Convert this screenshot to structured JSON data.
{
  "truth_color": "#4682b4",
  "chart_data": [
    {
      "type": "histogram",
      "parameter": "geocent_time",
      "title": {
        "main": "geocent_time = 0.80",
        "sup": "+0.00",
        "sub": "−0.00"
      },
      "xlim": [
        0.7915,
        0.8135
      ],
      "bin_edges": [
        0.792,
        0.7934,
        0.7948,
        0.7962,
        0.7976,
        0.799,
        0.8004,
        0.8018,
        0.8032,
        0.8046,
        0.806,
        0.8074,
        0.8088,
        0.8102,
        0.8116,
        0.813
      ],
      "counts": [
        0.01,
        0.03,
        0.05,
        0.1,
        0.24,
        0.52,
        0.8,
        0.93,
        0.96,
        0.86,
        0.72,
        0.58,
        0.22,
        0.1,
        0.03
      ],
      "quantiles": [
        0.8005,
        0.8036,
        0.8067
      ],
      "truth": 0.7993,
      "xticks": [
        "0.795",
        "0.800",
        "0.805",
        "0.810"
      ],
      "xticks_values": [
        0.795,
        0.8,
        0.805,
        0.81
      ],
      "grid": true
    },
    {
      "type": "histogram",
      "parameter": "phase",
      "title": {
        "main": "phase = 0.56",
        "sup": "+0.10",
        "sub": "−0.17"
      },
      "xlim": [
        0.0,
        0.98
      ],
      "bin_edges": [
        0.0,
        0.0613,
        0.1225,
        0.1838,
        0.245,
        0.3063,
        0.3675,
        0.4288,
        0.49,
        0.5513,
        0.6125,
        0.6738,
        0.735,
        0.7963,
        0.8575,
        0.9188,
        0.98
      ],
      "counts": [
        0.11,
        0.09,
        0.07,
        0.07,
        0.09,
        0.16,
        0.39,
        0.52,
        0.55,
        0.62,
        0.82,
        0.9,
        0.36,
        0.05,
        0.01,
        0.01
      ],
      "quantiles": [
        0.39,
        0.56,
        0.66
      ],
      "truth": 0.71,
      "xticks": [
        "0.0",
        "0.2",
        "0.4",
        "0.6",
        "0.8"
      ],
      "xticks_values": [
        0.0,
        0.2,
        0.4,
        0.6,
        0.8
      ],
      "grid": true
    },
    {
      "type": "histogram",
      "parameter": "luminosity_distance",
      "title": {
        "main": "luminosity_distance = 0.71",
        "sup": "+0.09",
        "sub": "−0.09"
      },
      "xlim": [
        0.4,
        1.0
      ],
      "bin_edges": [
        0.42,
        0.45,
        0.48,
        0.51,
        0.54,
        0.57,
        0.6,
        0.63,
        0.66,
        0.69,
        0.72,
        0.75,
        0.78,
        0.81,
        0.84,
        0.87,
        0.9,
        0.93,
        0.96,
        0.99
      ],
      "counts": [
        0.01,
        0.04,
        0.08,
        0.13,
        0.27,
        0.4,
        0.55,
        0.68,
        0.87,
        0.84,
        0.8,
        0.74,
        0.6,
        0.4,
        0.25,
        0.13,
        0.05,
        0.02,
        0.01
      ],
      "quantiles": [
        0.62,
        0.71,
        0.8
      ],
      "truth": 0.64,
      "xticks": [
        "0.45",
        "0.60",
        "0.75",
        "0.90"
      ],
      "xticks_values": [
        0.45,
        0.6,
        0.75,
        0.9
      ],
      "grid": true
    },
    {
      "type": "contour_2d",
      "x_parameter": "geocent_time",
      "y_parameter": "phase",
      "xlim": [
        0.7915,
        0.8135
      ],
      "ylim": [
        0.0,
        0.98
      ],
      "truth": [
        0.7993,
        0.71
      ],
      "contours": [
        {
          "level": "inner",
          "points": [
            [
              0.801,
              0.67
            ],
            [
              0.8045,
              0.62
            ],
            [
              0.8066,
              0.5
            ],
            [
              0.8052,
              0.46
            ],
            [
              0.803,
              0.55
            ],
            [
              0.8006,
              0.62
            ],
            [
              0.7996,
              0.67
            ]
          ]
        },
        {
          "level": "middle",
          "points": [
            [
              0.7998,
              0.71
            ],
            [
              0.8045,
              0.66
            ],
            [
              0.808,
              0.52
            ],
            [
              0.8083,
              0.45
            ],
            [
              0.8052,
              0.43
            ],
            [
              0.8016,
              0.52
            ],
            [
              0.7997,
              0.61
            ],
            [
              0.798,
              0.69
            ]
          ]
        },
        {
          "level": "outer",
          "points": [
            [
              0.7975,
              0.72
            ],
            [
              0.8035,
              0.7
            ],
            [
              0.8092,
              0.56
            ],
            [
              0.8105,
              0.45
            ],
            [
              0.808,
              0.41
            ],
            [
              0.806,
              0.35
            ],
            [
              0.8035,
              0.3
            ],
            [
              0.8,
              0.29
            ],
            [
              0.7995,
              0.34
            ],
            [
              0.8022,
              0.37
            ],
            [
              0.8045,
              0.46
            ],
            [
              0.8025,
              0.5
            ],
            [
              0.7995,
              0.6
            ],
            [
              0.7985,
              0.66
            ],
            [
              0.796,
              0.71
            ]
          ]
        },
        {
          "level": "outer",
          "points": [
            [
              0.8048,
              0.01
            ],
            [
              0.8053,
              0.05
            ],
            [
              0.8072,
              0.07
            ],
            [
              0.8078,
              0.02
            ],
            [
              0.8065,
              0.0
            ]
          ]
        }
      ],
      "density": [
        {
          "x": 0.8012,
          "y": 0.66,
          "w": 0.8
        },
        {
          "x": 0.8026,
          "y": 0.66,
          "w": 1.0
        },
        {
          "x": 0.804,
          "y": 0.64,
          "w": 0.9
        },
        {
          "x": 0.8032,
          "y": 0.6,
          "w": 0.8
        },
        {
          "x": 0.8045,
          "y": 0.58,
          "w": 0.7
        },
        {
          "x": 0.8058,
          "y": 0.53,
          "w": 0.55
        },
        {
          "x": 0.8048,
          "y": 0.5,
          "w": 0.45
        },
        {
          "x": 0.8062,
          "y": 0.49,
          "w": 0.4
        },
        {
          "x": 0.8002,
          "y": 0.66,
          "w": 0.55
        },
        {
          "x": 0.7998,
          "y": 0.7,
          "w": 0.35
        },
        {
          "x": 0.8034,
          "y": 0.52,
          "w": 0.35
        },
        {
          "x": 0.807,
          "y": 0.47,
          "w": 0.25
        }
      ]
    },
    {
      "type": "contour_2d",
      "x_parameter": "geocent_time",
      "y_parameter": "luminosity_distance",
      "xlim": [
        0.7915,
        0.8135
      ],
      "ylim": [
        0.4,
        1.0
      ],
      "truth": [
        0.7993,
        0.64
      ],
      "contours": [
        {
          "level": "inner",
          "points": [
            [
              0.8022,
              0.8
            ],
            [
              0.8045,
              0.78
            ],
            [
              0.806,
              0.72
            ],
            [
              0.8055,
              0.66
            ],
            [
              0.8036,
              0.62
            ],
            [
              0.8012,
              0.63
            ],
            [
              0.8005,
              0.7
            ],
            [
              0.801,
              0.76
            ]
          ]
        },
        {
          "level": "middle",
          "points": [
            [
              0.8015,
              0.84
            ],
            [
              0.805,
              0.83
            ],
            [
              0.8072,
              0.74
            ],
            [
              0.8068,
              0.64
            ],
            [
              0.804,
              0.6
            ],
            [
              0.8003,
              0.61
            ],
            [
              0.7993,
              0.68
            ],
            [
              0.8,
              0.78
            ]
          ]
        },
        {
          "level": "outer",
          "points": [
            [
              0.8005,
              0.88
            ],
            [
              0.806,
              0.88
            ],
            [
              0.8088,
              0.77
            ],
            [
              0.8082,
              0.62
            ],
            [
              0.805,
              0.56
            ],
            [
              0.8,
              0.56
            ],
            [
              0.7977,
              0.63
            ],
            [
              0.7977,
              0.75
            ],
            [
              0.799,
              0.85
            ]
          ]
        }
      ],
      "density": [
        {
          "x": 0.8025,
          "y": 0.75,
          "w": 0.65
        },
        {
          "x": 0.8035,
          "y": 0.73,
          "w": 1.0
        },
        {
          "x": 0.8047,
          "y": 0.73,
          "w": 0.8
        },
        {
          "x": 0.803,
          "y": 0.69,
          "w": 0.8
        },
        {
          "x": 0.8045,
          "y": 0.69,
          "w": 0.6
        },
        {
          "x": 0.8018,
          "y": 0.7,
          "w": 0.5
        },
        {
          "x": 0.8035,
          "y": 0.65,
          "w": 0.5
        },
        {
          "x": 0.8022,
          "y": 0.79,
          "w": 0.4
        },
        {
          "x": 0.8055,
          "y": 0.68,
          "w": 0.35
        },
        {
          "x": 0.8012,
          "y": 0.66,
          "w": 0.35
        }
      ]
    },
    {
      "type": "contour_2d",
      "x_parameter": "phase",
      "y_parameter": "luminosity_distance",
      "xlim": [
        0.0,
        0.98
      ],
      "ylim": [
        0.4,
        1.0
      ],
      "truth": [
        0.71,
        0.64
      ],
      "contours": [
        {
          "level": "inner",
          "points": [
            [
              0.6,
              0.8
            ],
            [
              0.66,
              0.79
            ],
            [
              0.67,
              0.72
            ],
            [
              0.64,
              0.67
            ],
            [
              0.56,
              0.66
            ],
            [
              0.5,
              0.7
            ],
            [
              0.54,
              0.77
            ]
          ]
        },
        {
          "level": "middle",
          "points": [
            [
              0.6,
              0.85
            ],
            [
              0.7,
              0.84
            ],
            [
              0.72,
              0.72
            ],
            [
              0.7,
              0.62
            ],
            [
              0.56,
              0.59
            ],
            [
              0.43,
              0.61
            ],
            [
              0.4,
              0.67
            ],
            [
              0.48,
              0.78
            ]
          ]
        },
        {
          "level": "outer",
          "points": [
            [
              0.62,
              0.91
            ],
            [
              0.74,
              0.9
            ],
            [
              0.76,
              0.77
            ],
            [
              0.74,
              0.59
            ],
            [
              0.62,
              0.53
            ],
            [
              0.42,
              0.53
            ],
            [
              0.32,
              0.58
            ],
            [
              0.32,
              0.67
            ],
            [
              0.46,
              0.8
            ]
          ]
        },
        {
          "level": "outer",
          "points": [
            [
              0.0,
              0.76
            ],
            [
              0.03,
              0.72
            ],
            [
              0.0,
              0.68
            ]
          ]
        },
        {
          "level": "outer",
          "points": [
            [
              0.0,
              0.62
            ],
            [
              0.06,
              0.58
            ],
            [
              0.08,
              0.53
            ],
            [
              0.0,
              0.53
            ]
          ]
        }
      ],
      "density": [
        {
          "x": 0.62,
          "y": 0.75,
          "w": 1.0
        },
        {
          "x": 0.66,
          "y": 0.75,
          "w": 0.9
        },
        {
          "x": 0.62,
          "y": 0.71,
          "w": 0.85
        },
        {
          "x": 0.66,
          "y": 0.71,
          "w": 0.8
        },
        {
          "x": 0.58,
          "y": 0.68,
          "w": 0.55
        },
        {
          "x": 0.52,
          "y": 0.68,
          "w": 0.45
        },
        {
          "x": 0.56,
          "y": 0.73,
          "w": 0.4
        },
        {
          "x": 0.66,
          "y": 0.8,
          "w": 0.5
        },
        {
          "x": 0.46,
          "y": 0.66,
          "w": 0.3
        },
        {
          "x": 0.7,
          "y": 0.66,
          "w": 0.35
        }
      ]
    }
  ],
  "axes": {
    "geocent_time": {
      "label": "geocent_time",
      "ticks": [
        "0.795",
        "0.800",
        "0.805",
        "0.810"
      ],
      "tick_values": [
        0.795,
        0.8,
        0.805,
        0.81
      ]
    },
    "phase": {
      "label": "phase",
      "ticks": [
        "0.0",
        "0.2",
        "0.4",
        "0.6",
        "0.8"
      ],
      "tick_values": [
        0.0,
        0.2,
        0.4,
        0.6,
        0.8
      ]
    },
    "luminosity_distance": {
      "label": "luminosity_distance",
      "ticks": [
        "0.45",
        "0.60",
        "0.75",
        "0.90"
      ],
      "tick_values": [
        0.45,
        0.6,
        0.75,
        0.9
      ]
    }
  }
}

Task description ▸
Determine how many lines of the entries above carry the string "label", and give that number alone.

Correct output ▸
3